EXERCISE AIM:
Find each line in the records below that contains the word "element", and copy every such line in full.

LISTED ENTRIES:
***

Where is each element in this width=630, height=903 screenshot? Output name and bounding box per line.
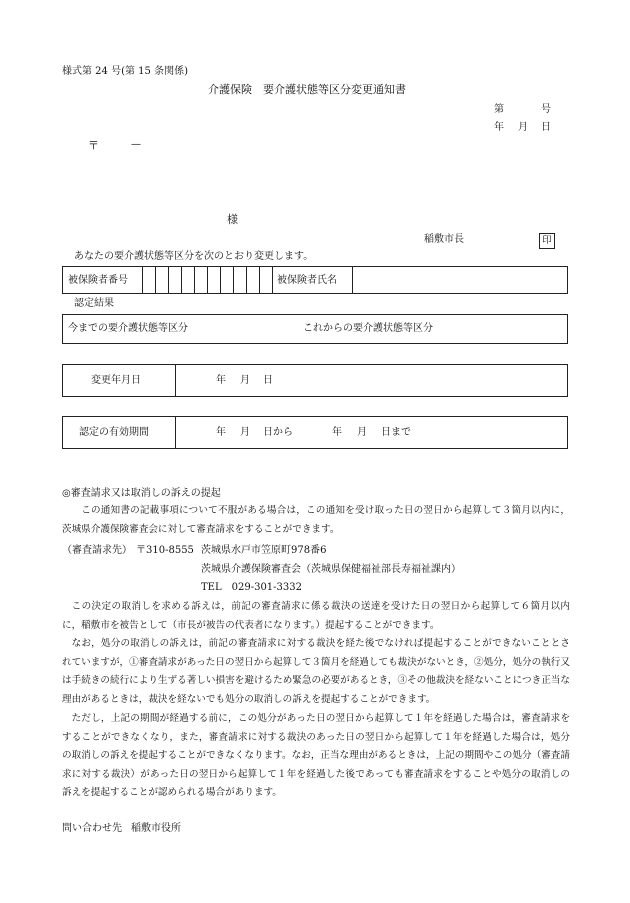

***

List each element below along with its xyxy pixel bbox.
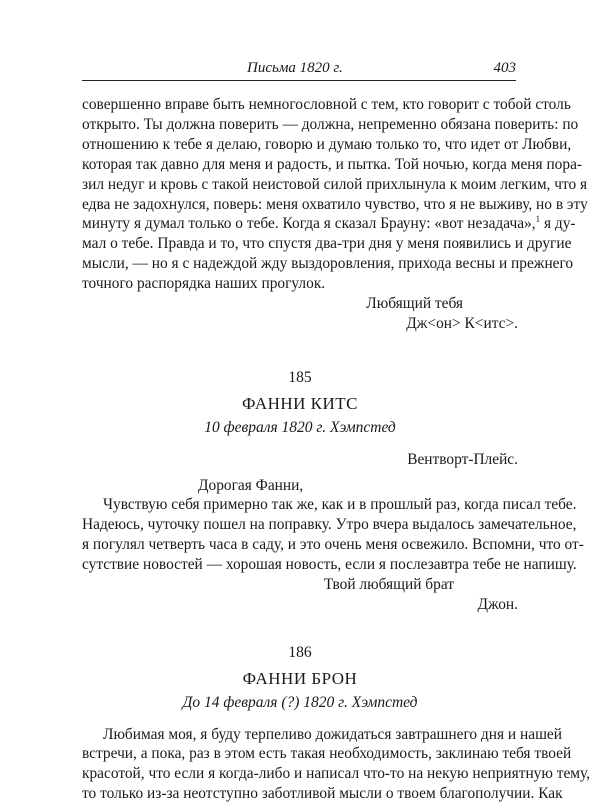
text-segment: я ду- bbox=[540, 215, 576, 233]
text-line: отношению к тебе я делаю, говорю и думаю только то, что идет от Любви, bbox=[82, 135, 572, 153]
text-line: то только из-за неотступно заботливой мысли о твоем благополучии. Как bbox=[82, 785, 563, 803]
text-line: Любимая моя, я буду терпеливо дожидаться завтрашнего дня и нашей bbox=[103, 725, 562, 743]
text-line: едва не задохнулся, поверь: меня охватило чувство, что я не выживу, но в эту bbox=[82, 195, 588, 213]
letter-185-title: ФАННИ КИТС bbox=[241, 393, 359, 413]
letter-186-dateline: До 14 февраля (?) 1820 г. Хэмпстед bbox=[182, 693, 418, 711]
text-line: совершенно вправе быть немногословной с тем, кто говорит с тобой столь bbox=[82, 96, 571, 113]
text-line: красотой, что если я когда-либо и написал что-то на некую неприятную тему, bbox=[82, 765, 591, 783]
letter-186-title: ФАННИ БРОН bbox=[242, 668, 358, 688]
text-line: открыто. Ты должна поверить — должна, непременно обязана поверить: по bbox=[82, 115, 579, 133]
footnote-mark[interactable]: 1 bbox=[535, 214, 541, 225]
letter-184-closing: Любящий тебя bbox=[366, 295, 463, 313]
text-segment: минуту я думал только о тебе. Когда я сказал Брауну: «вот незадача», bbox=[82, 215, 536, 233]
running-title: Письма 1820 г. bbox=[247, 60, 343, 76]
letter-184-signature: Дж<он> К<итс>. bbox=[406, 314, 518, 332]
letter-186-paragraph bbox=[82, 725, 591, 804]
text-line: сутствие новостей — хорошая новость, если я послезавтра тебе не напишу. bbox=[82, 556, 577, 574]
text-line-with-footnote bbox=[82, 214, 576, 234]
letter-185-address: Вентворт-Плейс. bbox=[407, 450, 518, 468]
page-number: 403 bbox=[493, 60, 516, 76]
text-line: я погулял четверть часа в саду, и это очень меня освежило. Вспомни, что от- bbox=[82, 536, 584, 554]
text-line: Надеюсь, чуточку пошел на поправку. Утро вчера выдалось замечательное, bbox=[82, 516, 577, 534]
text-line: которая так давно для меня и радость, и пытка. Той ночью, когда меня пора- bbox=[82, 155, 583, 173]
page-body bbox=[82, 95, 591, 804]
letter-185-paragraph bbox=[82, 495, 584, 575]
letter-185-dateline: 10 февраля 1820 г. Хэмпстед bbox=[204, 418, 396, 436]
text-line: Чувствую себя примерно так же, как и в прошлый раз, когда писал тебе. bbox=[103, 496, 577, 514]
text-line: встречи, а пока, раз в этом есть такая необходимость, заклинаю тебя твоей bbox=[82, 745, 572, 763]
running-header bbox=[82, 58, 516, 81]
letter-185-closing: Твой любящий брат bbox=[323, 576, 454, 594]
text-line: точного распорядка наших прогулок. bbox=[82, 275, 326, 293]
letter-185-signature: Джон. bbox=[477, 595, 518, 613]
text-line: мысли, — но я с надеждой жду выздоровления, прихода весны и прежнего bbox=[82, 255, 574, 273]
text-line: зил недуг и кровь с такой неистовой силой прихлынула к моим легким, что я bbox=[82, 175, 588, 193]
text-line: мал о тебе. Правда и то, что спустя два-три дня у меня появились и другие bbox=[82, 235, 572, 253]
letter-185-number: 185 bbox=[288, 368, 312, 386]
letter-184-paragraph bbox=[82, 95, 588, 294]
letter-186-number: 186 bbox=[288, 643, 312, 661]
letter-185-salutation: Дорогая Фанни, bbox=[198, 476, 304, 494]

***

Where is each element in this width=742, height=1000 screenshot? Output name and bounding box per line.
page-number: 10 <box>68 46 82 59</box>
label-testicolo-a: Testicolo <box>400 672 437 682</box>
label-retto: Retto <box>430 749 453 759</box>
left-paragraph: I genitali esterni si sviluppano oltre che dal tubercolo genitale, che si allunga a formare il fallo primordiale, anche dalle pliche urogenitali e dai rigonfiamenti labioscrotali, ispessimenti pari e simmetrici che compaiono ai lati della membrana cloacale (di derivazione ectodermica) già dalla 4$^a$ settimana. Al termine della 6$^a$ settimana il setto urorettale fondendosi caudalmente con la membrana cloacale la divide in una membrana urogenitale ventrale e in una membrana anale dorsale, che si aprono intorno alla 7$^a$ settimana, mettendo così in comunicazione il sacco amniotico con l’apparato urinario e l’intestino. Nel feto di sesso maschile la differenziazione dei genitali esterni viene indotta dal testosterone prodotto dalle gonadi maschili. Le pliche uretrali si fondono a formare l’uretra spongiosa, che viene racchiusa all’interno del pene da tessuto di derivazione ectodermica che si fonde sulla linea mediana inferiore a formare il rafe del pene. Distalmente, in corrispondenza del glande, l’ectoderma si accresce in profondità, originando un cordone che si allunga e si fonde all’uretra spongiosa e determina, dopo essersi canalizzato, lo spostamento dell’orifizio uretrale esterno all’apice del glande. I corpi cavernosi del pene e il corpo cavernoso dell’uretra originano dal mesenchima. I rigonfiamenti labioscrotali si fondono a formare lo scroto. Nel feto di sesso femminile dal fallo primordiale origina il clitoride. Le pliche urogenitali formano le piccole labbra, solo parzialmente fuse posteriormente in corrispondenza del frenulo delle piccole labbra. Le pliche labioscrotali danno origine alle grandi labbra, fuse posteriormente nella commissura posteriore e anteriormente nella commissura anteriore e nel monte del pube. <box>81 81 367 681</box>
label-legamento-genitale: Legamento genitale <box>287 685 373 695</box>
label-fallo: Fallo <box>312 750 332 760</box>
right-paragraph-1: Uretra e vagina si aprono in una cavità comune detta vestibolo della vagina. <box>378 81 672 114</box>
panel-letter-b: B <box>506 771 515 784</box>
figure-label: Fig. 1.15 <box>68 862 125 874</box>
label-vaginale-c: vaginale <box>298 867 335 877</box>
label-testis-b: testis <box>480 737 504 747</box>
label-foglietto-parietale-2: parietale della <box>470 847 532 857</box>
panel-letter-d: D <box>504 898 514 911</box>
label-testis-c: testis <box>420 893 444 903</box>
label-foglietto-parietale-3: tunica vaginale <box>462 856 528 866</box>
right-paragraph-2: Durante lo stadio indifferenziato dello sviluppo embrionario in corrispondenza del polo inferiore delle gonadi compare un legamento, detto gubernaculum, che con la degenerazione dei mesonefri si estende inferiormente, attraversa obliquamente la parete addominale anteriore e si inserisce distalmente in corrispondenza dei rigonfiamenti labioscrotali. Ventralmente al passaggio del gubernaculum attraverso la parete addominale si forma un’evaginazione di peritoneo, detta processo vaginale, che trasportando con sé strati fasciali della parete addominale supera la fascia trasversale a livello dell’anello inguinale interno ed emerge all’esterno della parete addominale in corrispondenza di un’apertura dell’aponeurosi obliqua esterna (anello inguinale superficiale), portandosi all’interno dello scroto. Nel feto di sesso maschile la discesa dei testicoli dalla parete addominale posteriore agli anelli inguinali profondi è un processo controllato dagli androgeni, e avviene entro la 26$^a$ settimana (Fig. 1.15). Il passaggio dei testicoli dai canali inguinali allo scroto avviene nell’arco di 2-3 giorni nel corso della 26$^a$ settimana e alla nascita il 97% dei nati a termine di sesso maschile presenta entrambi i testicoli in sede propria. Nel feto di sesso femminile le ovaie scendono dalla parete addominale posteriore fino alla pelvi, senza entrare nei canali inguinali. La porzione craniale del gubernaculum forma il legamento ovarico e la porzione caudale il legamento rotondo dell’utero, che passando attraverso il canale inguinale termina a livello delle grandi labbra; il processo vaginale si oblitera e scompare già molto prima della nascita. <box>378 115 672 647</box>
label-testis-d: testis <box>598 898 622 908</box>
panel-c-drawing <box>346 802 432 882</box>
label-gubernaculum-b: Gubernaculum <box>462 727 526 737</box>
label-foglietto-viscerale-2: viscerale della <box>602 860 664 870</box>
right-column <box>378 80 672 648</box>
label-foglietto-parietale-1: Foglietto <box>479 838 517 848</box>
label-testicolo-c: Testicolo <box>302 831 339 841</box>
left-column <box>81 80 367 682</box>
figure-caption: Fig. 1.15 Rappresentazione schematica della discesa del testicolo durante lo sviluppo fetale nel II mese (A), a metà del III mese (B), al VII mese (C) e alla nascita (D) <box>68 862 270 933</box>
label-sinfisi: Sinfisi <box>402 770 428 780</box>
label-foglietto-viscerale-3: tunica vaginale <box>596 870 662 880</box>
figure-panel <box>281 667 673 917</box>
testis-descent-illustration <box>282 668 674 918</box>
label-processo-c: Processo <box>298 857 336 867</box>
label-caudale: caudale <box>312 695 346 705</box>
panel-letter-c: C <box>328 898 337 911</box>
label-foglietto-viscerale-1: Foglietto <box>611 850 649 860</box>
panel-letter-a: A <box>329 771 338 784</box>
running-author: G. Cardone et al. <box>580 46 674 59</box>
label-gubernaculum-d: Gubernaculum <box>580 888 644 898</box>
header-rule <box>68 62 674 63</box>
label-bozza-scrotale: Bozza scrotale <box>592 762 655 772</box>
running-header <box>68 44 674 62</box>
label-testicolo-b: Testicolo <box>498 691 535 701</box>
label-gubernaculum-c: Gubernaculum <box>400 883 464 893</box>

***

WRITTEN SOLUTION:
Where is each element in this width=630, height=903 screenshot? Output name and bounding box per line.
List each element below along with its xyxy pixel bbox.
Where is each element in this width=742, height=1000 screenshot? Output name and bounding box per line.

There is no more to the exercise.